### Problem description:
Search the material below for the word "JSON". Copy every line that has it.

### Data rows:
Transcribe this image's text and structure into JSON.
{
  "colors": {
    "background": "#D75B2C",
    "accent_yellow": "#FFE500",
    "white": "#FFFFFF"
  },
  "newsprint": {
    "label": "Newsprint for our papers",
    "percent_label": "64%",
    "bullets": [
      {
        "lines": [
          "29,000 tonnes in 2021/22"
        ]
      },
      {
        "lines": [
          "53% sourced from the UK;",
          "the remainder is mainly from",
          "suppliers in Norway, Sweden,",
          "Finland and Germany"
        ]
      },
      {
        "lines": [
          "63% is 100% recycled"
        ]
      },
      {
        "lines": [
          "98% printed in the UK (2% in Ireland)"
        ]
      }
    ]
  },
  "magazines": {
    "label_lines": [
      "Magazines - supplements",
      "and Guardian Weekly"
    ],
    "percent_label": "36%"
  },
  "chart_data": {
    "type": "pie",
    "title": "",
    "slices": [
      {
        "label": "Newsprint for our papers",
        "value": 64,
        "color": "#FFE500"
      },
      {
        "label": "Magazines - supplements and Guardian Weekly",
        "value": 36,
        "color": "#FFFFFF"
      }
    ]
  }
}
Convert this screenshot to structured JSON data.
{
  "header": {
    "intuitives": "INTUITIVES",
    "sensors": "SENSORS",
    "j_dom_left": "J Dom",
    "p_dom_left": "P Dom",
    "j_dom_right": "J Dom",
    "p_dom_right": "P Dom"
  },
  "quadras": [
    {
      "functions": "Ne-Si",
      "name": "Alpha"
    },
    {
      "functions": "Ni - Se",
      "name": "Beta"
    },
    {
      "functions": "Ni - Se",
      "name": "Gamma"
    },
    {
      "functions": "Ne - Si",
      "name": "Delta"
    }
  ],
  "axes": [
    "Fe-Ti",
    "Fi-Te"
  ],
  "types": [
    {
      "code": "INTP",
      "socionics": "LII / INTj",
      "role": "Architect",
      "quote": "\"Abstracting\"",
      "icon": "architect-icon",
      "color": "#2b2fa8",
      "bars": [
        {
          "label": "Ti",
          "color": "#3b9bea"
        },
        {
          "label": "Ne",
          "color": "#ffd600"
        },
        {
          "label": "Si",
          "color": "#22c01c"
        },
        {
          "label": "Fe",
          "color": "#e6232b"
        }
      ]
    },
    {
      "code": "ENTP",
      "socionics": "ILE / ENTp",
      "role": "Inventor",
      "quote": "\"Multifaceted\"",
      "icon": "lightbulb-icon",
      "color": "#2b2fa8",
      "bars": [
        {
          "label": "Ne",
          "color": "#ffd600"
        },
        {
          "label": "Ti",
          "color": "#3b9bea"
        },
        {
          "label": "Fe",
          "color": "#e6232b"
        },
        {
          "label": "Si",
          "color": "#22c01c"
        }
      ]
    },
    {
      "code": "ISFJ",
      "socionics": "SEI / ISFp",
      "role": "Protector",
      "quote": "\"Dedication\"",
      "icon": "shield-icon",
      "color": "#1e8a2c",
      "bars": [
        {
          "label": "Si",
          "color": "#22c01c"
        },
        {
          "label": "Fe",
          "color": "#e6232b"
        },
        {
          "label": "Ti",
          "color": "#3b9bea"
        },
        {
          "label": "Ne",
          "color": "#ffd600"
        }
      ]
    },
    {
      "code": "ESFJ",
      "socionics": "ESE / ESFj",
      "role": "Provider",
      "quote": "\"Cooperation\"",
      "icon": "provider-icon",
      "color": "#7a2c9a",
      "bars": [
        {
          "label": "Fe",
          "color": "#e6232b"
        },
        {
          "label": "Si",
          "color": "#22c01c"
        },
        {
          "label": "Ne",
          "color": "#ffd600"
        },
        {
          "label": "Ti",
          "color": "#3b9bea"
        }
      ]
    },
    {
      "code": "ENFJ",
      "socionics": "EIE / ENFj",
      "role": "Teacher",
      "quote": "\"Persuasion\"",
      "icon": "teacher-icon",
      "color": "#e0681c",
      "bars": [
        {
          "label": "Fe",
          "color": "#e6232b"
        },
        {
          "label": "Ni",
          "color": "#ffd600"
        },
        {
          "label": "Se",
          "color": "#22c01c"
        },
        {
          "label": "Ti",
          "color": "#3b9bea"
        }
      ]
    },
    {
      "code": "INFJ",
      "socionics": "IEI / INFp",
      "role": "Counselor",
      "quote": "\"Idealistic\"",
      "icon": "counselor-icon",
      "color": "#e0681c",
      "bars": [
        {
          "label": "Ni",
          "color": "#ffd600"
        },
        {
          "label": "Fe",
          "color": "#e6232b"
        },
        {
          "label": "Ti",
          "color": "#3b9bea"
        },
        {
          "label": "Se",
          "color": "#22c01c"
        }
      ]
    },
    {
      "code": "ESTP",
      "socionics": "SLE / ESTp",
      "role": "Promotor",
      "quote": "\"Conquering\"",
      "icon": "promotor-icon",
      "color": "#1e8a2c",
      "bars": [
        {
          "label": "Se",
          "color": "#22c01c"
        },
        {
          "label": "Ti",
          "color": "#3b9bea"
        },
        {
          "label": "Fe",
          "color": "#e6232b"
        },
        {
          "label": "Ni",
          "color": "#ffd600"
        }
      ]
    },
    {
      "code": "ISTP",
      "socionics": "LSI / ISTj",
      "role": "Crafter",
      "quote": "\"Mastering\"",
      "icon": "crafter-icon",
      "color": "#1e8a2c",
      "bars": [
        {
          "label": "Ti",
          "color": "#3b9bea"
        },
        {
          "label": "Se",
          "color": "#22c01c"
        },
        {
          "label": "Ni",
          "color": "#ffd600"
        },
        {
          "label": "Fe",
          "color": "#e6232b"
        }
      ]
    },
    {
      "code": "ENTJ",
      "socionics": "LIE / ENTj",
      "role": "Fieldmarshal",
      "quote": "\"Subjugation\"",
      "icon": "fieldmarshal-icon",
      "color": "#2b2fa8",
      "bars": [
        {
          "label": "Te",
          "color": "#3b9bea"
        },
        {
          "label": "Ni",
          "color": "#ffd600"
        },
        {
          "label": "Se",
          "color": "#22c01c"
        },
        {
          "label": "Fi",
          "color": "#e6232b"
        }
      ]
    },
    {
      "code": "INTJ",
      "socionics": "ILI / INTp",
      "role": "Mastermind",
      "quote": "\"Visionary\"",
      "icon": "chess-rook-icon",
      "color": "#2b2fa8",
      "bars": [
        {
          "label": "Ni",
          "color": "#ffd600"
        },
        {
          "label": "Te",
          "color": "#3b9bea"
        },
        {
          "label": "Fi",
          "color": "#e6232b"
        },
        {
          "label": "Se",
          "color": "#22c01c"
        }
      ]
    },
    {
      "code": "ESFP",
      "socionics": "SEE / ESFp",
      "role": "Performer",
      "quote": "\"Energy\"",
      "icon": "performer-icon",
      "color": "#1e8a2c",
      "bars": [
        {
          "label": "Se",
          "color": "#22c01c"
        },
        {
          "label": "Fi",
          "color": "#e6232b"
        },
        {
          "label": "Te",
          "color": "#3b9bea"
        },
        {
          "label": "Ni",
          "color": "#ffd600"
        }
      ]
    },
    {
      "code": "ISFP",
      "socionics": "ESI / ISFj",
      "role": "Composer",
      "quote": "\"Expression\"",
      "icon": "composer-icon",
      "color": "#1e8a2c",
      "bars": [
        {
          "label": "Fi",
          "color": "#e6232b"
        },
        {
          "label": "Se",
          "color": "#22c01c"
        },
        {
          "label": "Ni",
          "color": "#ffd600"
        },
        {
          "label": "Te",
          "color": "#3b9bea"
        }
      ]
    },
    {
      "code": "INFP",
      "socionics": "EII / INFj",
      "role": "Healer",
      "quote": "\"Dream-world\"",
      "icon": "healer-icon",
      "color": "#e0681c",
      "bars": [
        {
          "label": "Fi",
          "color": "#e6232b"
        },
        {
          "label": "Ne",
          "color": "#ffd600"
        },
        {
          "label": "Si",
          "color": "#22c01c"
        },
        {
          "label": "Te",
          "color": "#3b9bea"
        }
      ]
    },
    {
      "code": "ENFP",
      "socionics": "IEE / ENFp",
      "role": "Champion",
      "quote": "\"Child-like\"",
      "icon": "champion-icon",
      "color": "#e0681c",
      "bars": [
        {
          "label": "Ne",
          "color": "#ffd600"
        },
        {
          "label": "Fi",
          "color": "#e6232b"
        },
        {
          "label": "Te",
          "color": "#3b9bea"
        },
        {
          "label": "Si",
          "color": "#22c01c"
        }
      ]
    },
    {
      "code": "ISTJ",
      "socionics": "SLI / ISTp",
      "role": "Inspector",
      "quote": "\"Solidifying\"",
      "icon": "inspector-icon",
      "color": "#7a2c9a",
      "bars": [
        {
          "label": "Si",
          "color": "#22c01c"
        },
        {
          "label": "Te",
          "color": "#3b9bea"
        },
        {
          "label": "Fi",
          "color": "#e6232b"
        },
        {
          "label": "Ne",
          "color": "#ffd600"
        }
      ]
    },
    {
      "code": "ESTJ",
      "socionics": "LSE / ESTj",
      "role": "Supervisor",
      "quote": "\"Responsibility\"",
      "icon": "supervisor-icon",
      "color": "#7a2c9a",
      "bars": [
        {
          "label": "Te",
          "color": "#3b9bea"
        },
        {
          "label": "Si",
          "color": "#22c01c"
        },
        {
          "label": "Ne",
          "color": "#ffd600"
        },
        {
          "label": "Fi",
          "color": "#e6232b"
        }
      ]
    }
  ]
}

### Result of this exercise:
Transcribe this image's text and structure into JSON.
Convert this screenshot to structured JSON data.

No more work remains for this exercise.